Tasks to carry out →
(a) Please quote the Digital Ally Form 8-K cover page below, starting at the words "Registrant’s telephone number, including" and ending after the words "(17 CFR 240.13e-4(c))".
(b) Using the Digital Ally Form 8-K cover page that comes before the data, answer these questions:
(i) What date of report does it give?
(ii) What street address is listed for the principal executive offices?
(iii) What telephone number, including area code, is listed for the registrant?
— Start of Document passage —
UNITED STATES
SECURITIES AND EXCHANGE COMMISSION
Washington, D.C. 20549
FORM 8-K
CURRENT REPORT
Pursuant to Section 13 or 15(d) of the
Securities Exchange Act of 1934
Date of Report (Date of earliest event reported): February 25, 2015
DIGITAL ALLY, INC.
(Exact name of Registrant as Specified in its Charter)
Nevada | 001-33899 | 20-0064269 | ||
(State or other jurisdiction of | (Commission | (I.R.S. Employer | ||
incorporation or organization) | File Number) | Identification No.) |
9705 Loiret Boulevard
Lenexa, KS 66219
(Address of Principal Executive Offices; Zip Code)
Registrant’s telephone number, including area code: (913) 814-7774
Check the appropriate box below if the Form 8-K filing is intended to simultaneously satisfy the filing obligation of the registrant under any of the following provisions:
[ ] Written communications pursuant to Rule 425 under the Securities Act (17 CFR 230.425)
[ ] Soliciting material pursuant to Rule 14a-12 under the Exchange Act (17 CFR 240.14a-12)
[ ] Pre-commencement communications pursuant to Rule 14d-2(b) under the Exchange Act (17 CFR 240.14d-2-(b))
[ ] Pre-commencement communications pursuant to Rule 13e-4(c) under the Exchange Act (17 CFR 240.13e-4(c))
— End of Document passage —
— Start of Dataset —
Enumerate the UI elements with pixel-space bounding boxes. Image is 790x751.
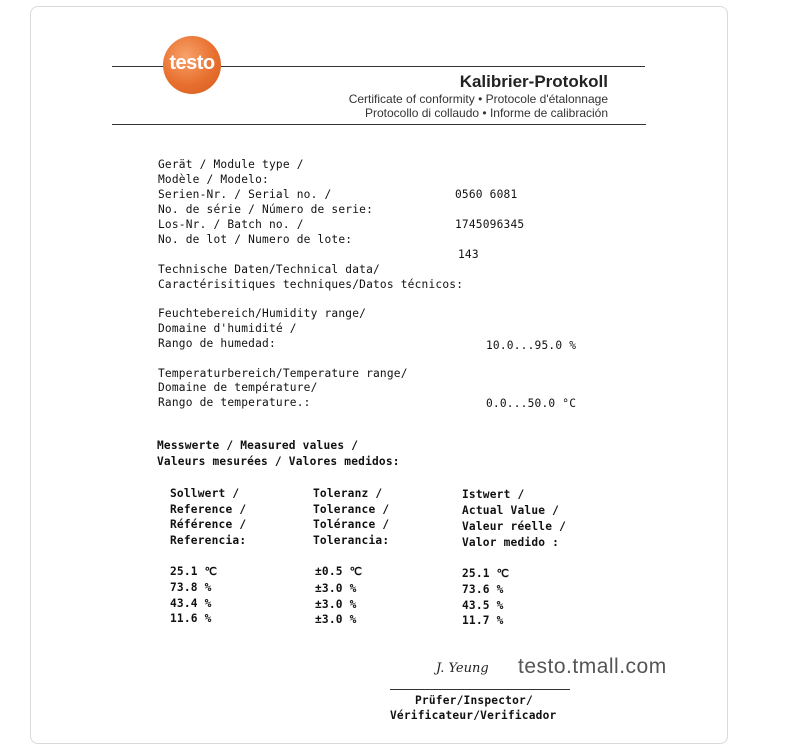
header-rule-bottom <box>112 124 646 125</box>
row-1-actual: 25.1 ℃ <box>462 567 510 580</box>
reference-header-4: Referencia: <box>170 534 247 547</box>
inspector-role-2: Vérificateur/Verificador <box>390 709 557 722</box>
document-subtitle-2: Protocollo di collaudo • Informe de calibración <box>365 106 608 120</box>
actual-header-1: Istwert / <box>462 488 525 501</box>
measured-heading-2: Valeurs mesurées / Valores medidos: <box>157 455 400 468</box>
tolerance-header-1: Toleranz / <box>313 487 383 500</box>
extra-value: 143 <box>458 248 479 261</box>
temperature-value: 0.0...50.0 °C <box>486 397 577 410</box>
tolerance-header-4: Tolerancia: <box>313 534 390 547</box>
row-2-actual: 73.6 % <box>462 583 504 596</box>
document-title: Kalibrier-Protokoll <box>459 72 608 91</box>
row-1-reference: 25.1 ℃ <box>170 565 218 578</box>
reference-header-1: Sollwert / <box>170 487 240 500</box>
header-rule-left <box>112 66 164 67</box>
row-4-actual: 11.7 % <box>462 614 504 627</box>
reference-header-2: Reference / <box>170 503 247 516</box>
tolerance-header-2: Tolerance / <box>313 503 390 516</box>
row-4-reference: 11.6 % <box>170 612 212 625</box>
logo-text: testo <box>169 52 215 74</box>
testo-logo <box>163 36 221 94</box>
module-type-label-1: Gerät / Module type / <box>158 158 304 171</box>
temperature-label-2: Domaine de température/ <box>158 381 318 394</box>
serial-label-2: No. de série / Número de serie: <box>158 203 373 216</box>
header-rule-right <box>221 66 645 67</box>
module-type-label-2: Modèle / Modelo: <box>158 173 269 186</box>
temperature-label-1: Temperaturbereich/Temperature range/ <box>158 367 408 380</box>
actual-header-4: Valor medido : <box>462 536 560 549</box>
row-3-reference: 43.4 % <box>170 597 212 610</box>
serial-label-1: Serien-Nr. / Serial no. / <box>158 188 332 201</box>
tech-data-label-1: Technische Daten/Technical data/ <box>158 263 380 276</box>
row-1-tolerance: ±0.5 ℃ <box>315 565 363 578</box>
batch-label-1: Los-Nr. / Batch no. / <box>158 218 304 231</box>
tech-data-label-2: Caractérisitiques techniques/Datos técnicos: <box>158 278 464 291</box>
inspector-role-1: Prüfer/Inspector/ <box>415 694 533 707</box>
humidity-value: 10.0...95.0 % <box>486 339 577 352</box>
row-2-tolerance: ±3.0 % <box>315 582 357 595</box>
humidity-label-2: Domaine d'humidité / <box>158 322 297 335</box>
reference-header-3: Référence / <box>170 518 247 531</box>
serial-value: 0560 6081 <box>455 188 518 201</box>
row-4-tolerance: ±3.0 % <box>315 613 357 626</box>
batch-value: 1745096345 <box>455 218 525 231</box>
store-watermark: testo.tmall.com <box>518 655 667 678</box>
temperature-label-3: Rango de temperature.: <box>158 396 311 409</box>
actual-header-2: Actual Value / <box>462 504 560 517</box>
row-3-actual: 43.5 % <box>462 599 504 612</box>
row-3-tolerance: ±3.0 % <box>315 598 357 611</box>
inspector-signature: J. Yeung <box>436 661 489 676</box>
batch-label-2: No. de lot / Numero de lote: <box>158 233 353 246</box>
tolerance-header-3: Tolérance / <box>313 518 390 531</box>
measured-heading-1: Messwerte / Measured values / <box>157 439 359 452</box>
humidity-label-1: Feuchtebereich/Humidity range/ <box>158 307 367 320</box>
actual-header-3: Valeur réelle / <box>462 520 567 533</box>
row-2-reference: 73.8 % <box>170 581 212 594</box>
signature-rule <box>390 689 570 690</box>
document-subtitle-1: Certificate of conformity • Protocole d'étalonnage <box>348 92 608 106</box>
humidity-label-3: Rango de humedad: <box>158 337 276 350</box>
— End of Dataset —
Answers given →
(a)
Registrant’s telephone number, including area code: (913) 814-7774
Check the appropriate box below if the Form 8-K filing is intended to simultaneously satisfy the filing obligation of the registrant under any of the following provisions:
[ ] Written communications pursuant to Rule 425 under the Securities Act (17 CFR 230.425)
[ ] Soliciting material pursuant to Rule 14a-12 under the Exchange Act (17 CFR 240.14a-12)
[ ] Pre-commencement communications pursuant to Rule 14d-2(b) under the Exchange Act (17 CFR 240.14d-2-(b))
[ ] Pre-commencement communications pursuant to Rule 13e-4(c) under the Exchange Act (17 CFR 240.13e-4(c))

(b)
(i) February 25, 2015
(ii) 9705 Loiret Boulevard, Lenexa, KS 66219
(iii) (913) 814-7774